*WAS ERWARTET WIRD*
Gib aus dem Text über Produktzyklen in der IT-Industrie die Passage wörtlich wieder, die bei „Gerade in der“ beginnt und bei „Anspruch nehmen.“ endet.

*BEREITGESTELLTER TEXT*
Gerade in der IT-Industrie haben Sie sehr, sehr schnelle
Abfolgen von Produktzyklen. Sie können nicht Jahre arbeiten, bis
Sie ein neues Produkt auf den Markt werfen und dann weitere Jahre
gut davon leben. Die Zeitfenster werden immer enger. Heute kommt
eben alle neun Monate nicht nur eine neue Handygeneration mit
einer neuen Gehäusefarbe auf dem Markt. Die neue Generation hat
in der Tat technische Neuerungen vorzuweisen.
Sie müssen also in unserer Industrie bei der Entwicklung
von Produkten bis zur Marktreife mit der Einführung im Markt eine
Punktlandung machen, denn die Herstellung mehrerer Prototypen und
kleiner Serien mit kontinuierlicher Fehlerreduktion ist schon aus
zeitlichen Gründen nicht mehr möglich. Die Testphase alleine
würde so viel Zeit wie der gesamte Produktlebenszyklus in
Anspruch nehmen.
Ein Beispiel: In den meisten Automarken liegt der
Elektronikanteil zwischen 43 und 60 Prozent. Hunderte von
Sensoren, Mikrocomputern und Elektromotoren steuern das Fahrzeug.

*QUELLDATEN*
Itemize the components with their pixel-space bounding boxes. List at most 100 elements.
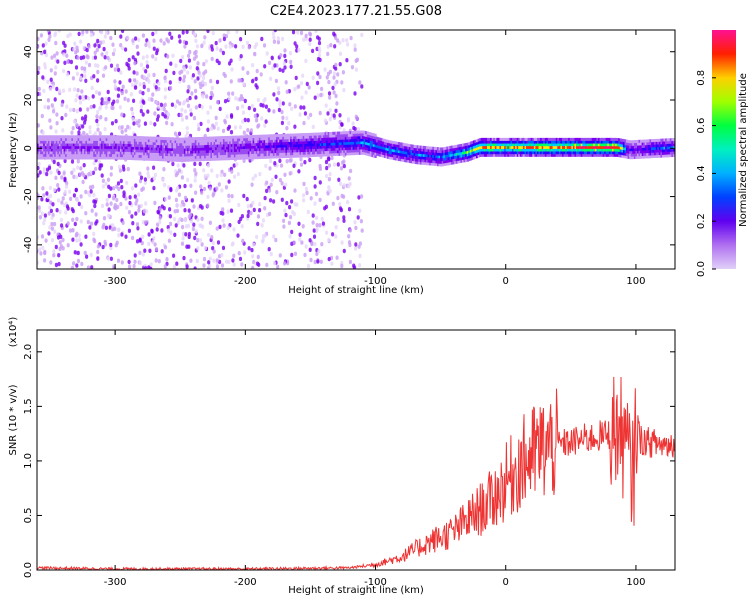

*ANTWORT ZUR AUFGABE*
Gerade in der IT-Industrie haben Sie sehr, sehr schnelle
Abfolgen von Produktzyklen. Sie können nicht Jahre arbeiten, bis
Sie ein neues Produkt auf den Markt werfen und dann weitere Jahre
gut davon leben. Die Zeitfenster werden immer enger. Heute kommt
eben alle neun Monate nicht nur eine neue Handygeneration mit
einer neuen Gehäusefarbe auf dem Markt. Die neue Generation hat
in der Tat technische Neuerungen vorzuweisen.
Sie müssen also in unserer Industrie bei der Entwicklung
von Produkten bis zur Marktreife mit der Einführung im Markt eine
Punktlandung machen, denn die Herstellung mehrerer Prototypen und
kleiner Serien mit kontinuierlicher Fehlerreduktion ist schon aus
zeitlichen Gründen nicht mehr möglich. Die Testphase alleine
würde so viel Zeit wie der gesamte Produktlebenszyklus in
Anspruch nehmen.